* begin Text provided *

The price of benefits generally adds more than one-third to the cost of an employee’s’ annual salary.

Troy Flint, the school district’s spokesman, told the Post that he is working on gathering the information on the amounts Supt. Wilson is being paid for temporary housing and for his legal expenses.

Administrative salaries frequently become a major issue during contract negotiations between school districts and teachers’ unions, especially in Oakland where teacher pay is the lowest in the Bay Area.

 

Oakland’s two previous top executives were Gary Yee, acting superintendent who earned $250,000 a year; and Tony Smith, who was formerly a superintendent in Emeryville, earned $265,000 a year when he left the district.

 

Also from Denver, Chief of Schools Allen Smith earns $175,000 and received $15,000 for moving expenses.

* end Text provided *
* begin Extracted material *

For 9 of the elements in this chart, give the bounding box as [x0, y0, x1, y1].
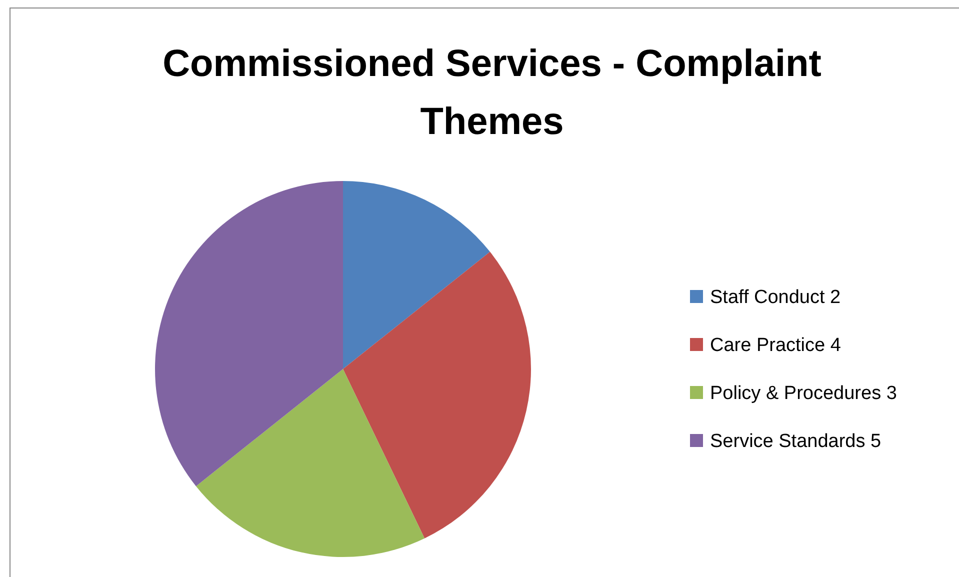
legend-label: Care Practice 4 [710, 335, 842, 356]
pie-slice [196, 369, 425, 557]
pie-slice [155, 181, 343, 486]
legend-label: Policy & Procedures 3 [710, 383, 897, 404]
pie-slice [343, 252, 531, 538]
legend-label: Staff Conduct 2 [710, 287, 841, 308]
legend-label: Service Standards 5 [710, 431, 882, 452]
pie-slice [343, 181, 490, 369]
chart-title: Commissioned Services - Complaint Themes [162, 43, 822, 143]
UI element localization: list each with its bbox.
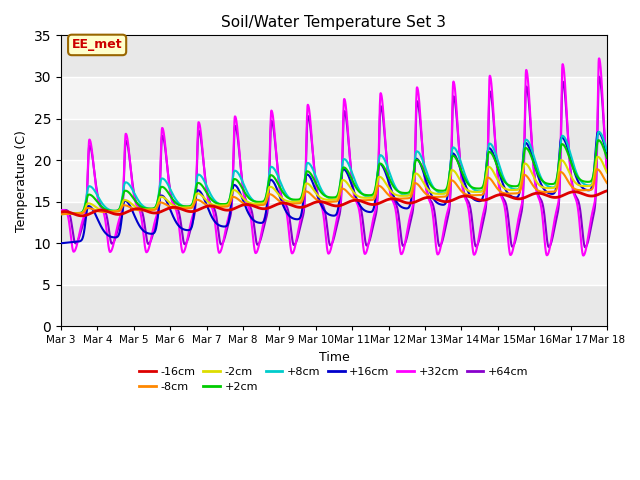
Bar xyxy=(61,160,607,202)
Bar xyxy=(61,77,607,119)
Title: Soil/Water Temperature Set 3: Soil/Water Temperature Set 3 xyxy=(221,15,447,30)
Legend: -16cm, -8cm, -2cm, +2cm, +8cm, +16cm, +32cm, +64cm: -16cm, -8cm, -2cm, +2cm, +8cm, +16cm, +3… xyxy=(135,362,533,396)
Bar xyxy=(61,243,607,285)
X-axis label: Time: Time xyxy=(319,351,349,364)
Y-axis label: Temperature (C): Temperature (C) xyxy=(15,130,28,232)
Bar xyxy=(61,36,607,77)
Text: EE_met: EE_met xyxy=(72,38,122,51)
Bar xyxy=(61,202,607,243)
Bar xyxy=(61,119,607,160)
Bar xyxy=(61,285,607,326)
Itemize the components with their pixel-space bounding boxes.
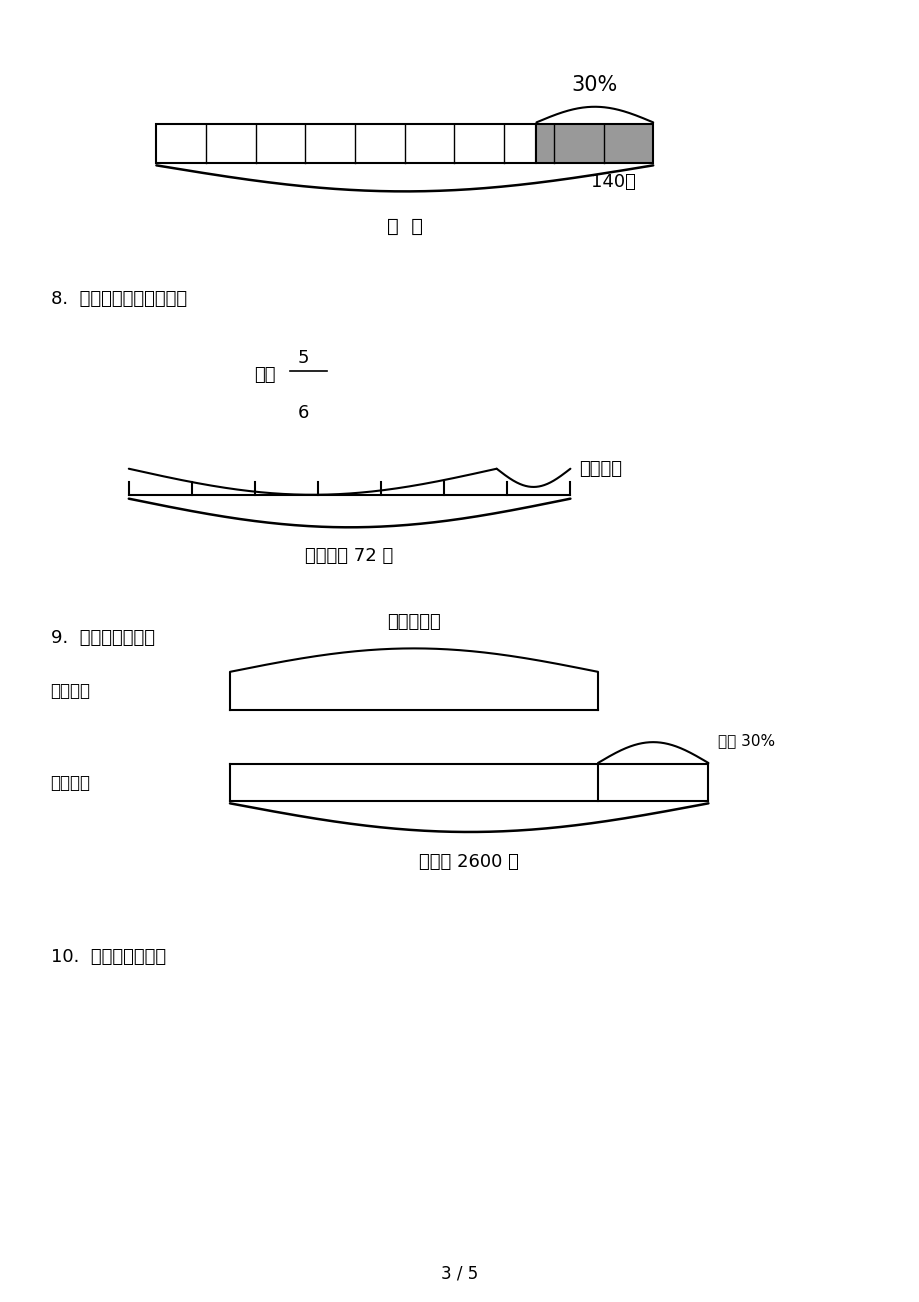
Text: 增产 30%: 增产 30% bbox=[717, 733, 774, 749]
Text: ？  吨: ？ 吨 bbox=[386, 217, 423, 237]
Text: 5: 5 bbox=[298, 349, 309, 367]
Text: 10.  看图列式计算。: 10. 看图列式计算。 bbox=[51, 948, 165, 966]
Text: 140吨: 140吨 bbox=[590, 173, 635, 191]
Text: 6: 6 bbox=[298, 404, 309, 422]
Bar bbox=[156, 124, 536, 163]
Text: 9.  看图列式计算。: 9. 看图列式计算。 bbox=[51, 629, 154, 647]
Text: 今年产量: 今年产量 bbox=[51, 773, 90, 792]
Text: 电视机？台: 电视机？台 bbox=[387, 613, 440, 631]
Text: 8.  根据线段图列式计算。: 8. 根据线段图列式计算。 bbox=[51, 290, 187, 309]
Text: 30%: 30% bbox=[571, 76, 618, 95]
Text: 还剩？页: 还剩？页 bbox=[579, 460, 622, 478]
Text: 一本书共 72 页: 一本书共 72 页 bbox=[305, 547, 393, 565]
Text: 看了: 看了 bbox=[255, 366, 276, 384]
Text: 3 / 5: 3 / 5 bbox=[441, 1264, 478, 1282]
Text: 去年产量: 去年产量 bbox=[51, 682, 90, 700]
Text: 电视机 2600 台: 电视机 2600 台 bbox=[419, 853, 518, 871]
Bar bbox=[536, 124, 652, 163]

* end Extracted material *

◆ **Task requirements**:
1. According to the Oakland school pay text, how much did Gary Yee earn per year as acting superintendent?
2. Render this sentence from the Oakland school pay text in Spanish: "Also from Denver, Chief of Schools Allen Smith earns $175,000 and received $15,000 for moving expenses."
3. Carry on the Oakland school pay text from the point after its last sentence.
The listing comes from a separate source.

◆ **Responses**:
1. $250,000 a year.

2. También procedente de Denver, el jefe de escuelas Allen Smith gana 175.000 dólares y recibió 15.000 dólares para gastos de mudanza.

3.
Yana Smith, Chief of Organizational Effectiveness & Culture, Allen Smith’s wife, is earning $155,000 and $12,500 for moving costs.

 

Devin Dillon, Chief Academic Officer, Office of the Superintendent, is earning $175,000 plus $11,000 for moving.

 

Bernard McCune, Deputy Chief of the Office of Post-Secondary Readiness, earns $157,000 a year plus $17,000 for moving costs.

 

Ray Mondragon, deputy chief academic of early childhood learning, is earning $157,000. The position is grant funded.

A number of these positions are newly created and supplement existing top administrators in the district.

 

Other new officials include Isaac Kos-Read, chief of Communications and Public Affairs, who earns $192,000. He previously worked as director of External affairs at the Port of Oakland and was a public affairs consultant for the Oakland Metropolitan Chamber of Commerce.

His position is paid by the Oakland Public Education Fund, which has an office in the school district headquarters.

According to Flint, the district’s spokesman, Kos-Read plays a crucial role at the school district.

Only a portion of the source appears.